Problem set ▸
• A. Output the portion of the container setup instructions that begins with the words containing "When using a" and ends with "corresponding Intel MPI.", copied verbatim.
• B. In the container setup instructions, what message appears when the uwtools commands run successfully?
• C. Decide whether each statement agrees with the container setup instructions, answering yes or no and quoting the words that settle it:
(i) The setup_container.sh script creates parm_xml.yaml from parm_xml_singularity.yaml.
(ii) The local base directory and the container directory should have different names.
(iii) With a Singularity container, Intel compilers and Intel MPI must be available on the host system to launch MPI jobs properly.

Source text ▸
From within the $LANDDAROOT
directory, copy the setup_container.sh
script out of the container.
singularity exec -H $PWD $img cp -r /opt/land-DA_workflow/setup_container.sh .
The setup_container.sh
script should now be in the $LANDDAROOT
directory. If for some reason, the previous command was unsuccessful, users may try a version of the following command instead:
singularity exec -B /<local_base_dir>:/<container_dir> $img cp -r /opt/land-DA_workflow/setup_container.sh .
where <local_base_dir>
and <container_dir>
are replaced with a top-level directory on the local system and in the container, respectively. Additional directories can be bound by adding another -B /<local_base_dir>:/<container_dir>
argument before the container location ($img
). Note that if previous steps included a sudo
command, sudo
may be required in front of this command.
Note
Sometimes binding directories with different names can cause problems. In general, it is recommended that the local base directory and the container directory have the same name. For example, if the host system’s top-level directory is /user1234
, the user may want to convert the .img
file to a writable sandbox and create a user1234
directory in the sandbox to bind to.
Run the setup_container.sh
script with the proper arguments. Ensure LANDDA_INPUTS
variable is set before running this script.
./setup_container.sh -c=<compiler> -m=<mpi_implementation> -i=$img
where:
-c
is the compiler on the user’s local machine (e.g.,intel/2022.1.2
)
-m
is the MPI on the user’s local machine (e.g.,impi/2022.1.2
)
-i
is the full path to the container image ( e.g.,$LANDDAROOT/ubuntu22.04-intel-landda-release-public-v2.0.0.img
).
When using a Singularity container, Intel compilers and Intel MPI (preferably 2020 versions or newer) need to be available on the host system to properly launch MPI jobs. Generally, this is accomplished by loading a module with a recent Intel compiler and then loading the corresponding Intel MPI.
2.2.4.2. Configure the Experiment
The user should now see the Land-DA_workflow
and jedi-bundle
directories in the $LANDDAROOT
directory.
Because of a conda conflict between the container and the host system, it is best to load rocoto separately instead of using workflow files found in the modulefiles
directory.
module load rocoto
The setup_container.sh
script creates the parm_xml.yaml
from the parm_xml_singularity.yaml
file. Update any relevant variables in this file (e.g., account
or exp_basedir
) before creating the Rocoto XML file.
cd $LANDDAROOT/land-DA_workflow/parm
vi parm_xml.yaml
Save and close the file.
Once everything looks good, run the uwtools scripts to create the Rocoto XML file:
../sorc/conda/envs/land_da/bin/uw template render --input-file templates/template.land_analysis.yaml --values-file parm_xml.yaml --output-file land_analysis.yaml
../sorc/conda/envs/land_da/bin/uw rocoto realize --input-file land_analysis.yaml --output-file land_analysis.xml
A successful run of these commands will output a “0 errors found” message.

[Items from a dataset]
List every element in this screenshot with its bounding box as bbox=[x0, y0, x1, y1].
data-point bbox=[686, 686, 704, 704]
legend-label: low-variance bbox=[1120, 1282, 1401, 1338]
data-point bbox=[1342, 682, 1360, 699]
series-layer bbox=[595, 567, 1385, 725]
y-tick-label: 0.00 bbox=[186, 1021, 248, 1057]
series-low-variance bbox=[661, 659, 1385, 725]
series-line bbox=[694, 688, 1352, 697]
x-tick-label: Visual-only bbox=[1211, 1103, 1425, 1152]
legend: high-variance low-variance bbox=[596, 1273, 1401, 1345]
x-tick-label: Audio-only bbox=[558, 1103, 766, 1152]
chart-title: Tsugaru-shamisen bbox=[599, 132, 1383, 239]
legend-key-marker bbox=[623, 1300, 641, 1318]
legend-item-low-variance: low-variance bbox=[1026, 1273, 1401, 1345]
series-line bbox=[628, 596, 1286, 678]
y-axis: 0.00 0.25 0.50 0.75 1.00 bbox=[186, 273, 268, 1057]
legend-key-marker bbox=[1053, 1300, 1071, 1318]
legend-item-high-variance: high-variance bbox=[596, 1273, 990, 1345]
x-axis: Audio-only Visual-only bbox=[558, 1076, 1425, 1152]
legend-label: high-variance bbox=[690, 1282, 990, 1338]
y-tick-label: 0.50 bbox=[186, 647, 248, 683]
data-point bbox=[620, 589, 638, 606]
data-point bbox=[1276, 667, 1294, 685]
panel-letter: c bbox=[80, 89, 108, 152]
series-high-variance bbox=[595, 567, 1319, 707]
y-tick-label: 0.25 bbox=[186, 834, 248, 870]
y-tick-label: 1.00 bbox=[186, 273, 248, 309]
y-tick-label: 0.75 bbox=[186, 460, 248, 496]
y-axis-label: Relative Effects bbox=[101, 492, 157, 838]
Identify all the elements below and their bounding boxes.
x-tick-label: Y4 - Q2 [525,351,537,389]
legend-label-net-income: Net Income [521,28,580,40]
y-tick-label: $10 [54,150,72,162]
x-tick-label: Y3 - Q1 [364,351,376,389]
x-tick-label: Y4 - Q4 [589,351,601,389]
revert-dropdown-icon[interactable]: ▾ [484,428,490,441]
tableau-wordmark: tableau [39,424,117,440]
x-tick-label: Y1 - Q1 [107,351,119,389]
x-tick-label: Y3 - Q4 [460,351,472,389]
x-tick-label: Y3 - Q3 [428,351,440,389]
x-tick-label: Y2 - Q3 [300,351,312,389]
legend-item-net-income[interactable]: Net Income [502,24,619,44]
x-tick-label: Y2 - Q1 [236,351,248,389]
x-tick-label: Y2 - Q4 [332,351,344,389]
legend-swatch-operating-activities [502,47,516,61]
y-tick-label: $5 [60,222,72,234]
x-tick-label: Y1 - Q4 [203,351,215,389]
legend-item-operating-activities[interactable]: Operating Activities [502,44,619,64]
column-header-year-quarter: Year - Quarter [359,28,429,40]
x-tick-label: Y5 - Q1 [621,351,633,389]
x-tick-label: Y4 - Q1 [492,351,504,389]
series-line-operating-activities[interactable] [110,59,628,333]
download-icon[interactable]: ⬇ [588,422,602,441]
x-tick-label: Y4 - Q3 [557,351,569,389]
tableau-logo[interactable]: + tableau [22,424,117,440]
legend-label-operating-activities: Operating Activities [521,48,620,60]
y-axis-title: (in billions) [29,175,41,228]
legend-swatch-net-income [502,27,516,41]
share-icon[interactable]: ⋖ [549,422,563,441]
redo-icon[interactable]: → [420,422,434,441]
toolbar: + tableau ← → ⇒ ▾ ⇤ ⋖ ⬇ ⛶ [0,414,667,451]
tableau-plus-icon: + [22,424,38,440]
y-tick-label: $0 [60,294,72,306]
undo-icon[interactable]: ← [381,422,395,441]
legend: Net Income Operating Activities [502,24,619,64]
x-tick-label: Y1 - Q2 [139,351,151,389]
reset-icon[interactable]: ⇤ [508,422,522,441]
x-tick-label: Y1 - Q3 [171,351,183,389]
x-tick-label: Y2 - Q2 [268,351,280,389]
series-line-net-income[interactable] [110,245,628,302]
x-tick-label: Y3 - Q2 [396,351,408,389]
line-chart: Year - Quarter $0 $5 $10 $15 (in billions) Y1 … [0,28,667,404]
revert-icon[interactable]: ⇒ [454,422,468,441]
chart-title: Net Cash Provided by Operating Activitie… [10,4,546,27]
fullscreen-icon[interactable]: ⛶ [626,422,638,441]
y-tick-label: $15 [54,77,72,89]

Completed exercise ▸
• A.
When using a Singularity container, Intel compilers and Intel MPI (preferably 2020 versions or newer) need to be available on the host system to properly launch MPI jobs. Generally, this is accomplished by loading a module with a recent Intel compiler and then loading the corresponding Intel MPI.

• B. A "0 errors found" message.

• C.
(i) Yes: "The setup_container.sh script creates the parm_xml.yaml from the parm_xml_singularity.yaml file."
(ii) No: "it is recommended that the local base directory and the container directory have the same name."
(iii) Yes: "Intel compilers and Intel MPI (preferably 2020 versions or newer) need to be available on the host system to properly launch MPI jobs."